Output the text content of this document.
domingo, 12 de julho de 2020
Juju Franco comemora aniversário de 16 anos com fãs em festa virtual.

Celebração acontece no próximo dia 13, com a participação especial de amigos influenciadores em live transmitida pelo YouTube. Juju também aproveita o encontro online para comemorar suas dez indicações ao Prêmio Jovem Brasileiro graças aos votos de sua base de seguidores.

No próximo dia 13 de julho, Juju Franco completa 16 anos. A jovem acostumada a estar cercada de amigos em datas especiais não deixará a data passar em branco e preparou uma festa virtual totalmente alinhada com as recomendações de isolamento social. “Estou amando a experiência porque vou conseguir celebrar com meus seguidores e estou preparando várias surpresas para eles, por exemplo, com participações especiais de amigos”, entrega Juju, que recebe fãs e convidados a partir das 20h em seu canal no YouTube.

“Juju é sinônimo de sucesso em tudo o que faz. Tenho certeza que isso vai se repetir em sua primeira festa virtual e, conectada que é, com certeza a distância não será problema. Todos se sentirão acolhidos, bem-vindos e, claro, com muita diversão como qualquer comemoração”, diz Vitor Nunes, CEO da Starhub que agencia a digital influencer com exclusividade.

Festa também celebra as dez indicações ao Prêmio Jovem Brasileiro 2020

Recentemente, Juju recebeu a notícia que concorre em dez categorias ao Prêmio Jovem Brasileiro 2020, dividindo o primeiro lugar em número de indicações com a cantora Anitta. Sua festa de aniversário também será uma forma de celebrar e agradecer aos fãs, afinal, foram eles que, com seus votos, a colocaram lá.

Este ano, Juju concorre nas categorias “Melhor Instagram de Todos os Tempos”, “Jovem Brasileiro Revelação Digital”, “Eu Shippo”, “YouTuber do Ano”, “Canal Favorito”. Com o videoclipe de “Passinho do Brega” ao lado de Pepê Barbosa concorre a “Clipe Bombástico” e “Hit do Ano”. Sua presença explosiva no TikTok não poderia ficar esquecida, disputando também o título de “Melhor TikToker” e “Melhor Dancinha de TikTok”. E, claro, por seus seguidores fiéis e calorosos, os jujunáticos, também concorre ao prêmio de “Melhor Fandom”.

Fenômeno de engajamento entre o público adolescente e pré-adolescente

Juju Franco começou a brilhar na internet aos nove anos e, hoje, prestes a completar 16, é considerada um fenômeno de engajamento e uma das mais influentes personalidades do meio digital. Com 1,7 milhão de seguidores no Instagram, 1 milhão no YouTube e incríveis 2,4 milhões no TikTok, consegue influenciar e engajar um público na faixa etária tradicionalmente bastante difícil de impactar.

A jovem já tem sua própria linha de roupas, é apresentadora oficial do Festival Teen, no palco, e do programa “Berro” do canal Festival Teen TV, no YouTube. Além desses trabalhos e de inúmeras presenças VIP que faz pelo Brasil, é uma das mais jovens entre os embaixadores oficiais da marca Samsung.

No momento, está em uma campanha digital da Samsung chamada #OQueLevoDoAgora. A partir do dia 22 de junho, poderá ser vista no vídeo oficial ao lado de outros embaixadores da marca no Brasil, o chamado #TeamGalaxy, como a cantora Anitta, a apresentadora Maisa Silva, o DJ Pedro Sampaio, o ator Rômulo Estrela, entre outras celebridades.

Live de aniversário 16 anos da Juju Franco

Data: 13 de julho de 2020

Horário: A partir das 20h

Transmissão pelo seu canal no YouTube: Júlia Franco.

Do this:
Reproduce the material in full, with no word added or dropped.

Result for this exercise:
Output the text content of this document.
domingo, 12 de julho de 2020
Juju Franco comemora aniversário de 16 anos com fãs em festa virtual.

Celebração acontece no próximo dia 13, com a participação especial de amigos influenciadores em live transmitida pelo YouTube. Juju também aproveita o encontro online para comemorar suas dez indicações ao Prêmio Jovem Brasileiro graças aos votos de sua base de seguidores.

No próximo dia 13 de julho, Juju Franco completa 16 anos. A jovem acostumada a estar cercada de amigos em datas especiais não deixará a data passar em branco e preparou uma festa virtual totalmente alinhada com as recomendações de isolamento social. “Estou amando a experiência porque vou conseguir celebrar com meus seguidores e estou preparando várias surpresas para eles, por exemplo, com participações especiais de amigos”, entrega Juju, que recebe fãs e convidados a partir das 20h em seu canal no YouTube.

“Juju é sinônimo de sucesso em tudo o que faz. Tenho certeza que isso vai se repetir em sua primeira festa virtual e, conectada que é, com certeza a distância não será problema. Todos se sentirão acolhidos, bem-vindos e, claro, com muita diversão como qualquer comemoração”, diz Vitor Nunes, CEO da Starhub que agencia a digital influencer com exclusividade.

Festa também celebra as dez indicações ao Prêmio Jovem Brasileiro 2020

Recentemente, Juju recebeu a notícia que concorre em dez categorias ao Prêmio Jovem Brasileiro 2020, dividindo o primeiro lugar em número de indicações com a cantora Anitta. Sua festa de aniversário também será uma forma de celebrar e agradecer aos fãs, afinal, foram eles que, com seus votos, a colocaram lá.

Este ano, Juju concorre nas categorias “Melhor Instagram de Todos os Tempos”, “Jovem Brasileiro Revelação Digital”, “Eu Shippo”, “YouTuber do Ano”, “Canal Favorito”. Com o videoclipe de “Passinho do Brega” ao lado de Pepê Barbosa concorre a “Clipe Bombástico” e “Hit do Ano”. Sua presença explosiva no TikTok não poderia ficar esquecida, disputando também o título de “Melhor TikToker” e “Melhor Dancinha de TikTok”. E, claro, por seus seguidores fiéis e calorosos, os jujunáticos, também concorre ao prêmio de “Melhor Fandom”.

Fenômeno de engajamento entre o público adolescente e pré-adolescente

Juju Franco começou a brilhar na internet aos nove anos e, hoje, prestes a completar 16, é considerada um fenômeno de engajamento e uma das mais influentes personalidades do meio digital. Com 1,7 milhão de seguidores no Instagram, 1 milhão no YouTube e incríveis 2,4 milhões no TikTok, consegue influenciar e engajar um público na faixa etária tradicionalmente bastante difícil de impactar.

A jovem já tem sua própria linha de roupas, é apresentadora oficial do Festival Teen, no palco, e do programa “Berro” do canal Festival Teen TV, no YouTube. Além desses trabalhos e de inúmeras presenças VIP que faz pelo Brasil, é uma das mais jovens entre os embaixadores oficiais da marca Samsung.

No momento, está em uma campanha digital da Samsung chamada #OQueLevoDoAgora. A partir do dia 22 de junho, poderá ser vista no vídeo oficial ao lado de outros embaixadores da marca no Brasil, o chamado #TeamGalaxy, como a cantora Anitta, a apresentadora Maisa Silva, o DJ Pedro Sampaio, o ator Rômulo Estrela, entre outras celebridades.

Live de aniversário 16 anos da Juju Franco

Data: 13 de julho de 2020

Horário: A partir das 20h

Transmissão pelo seu canal no YouTube: Júlia Franco.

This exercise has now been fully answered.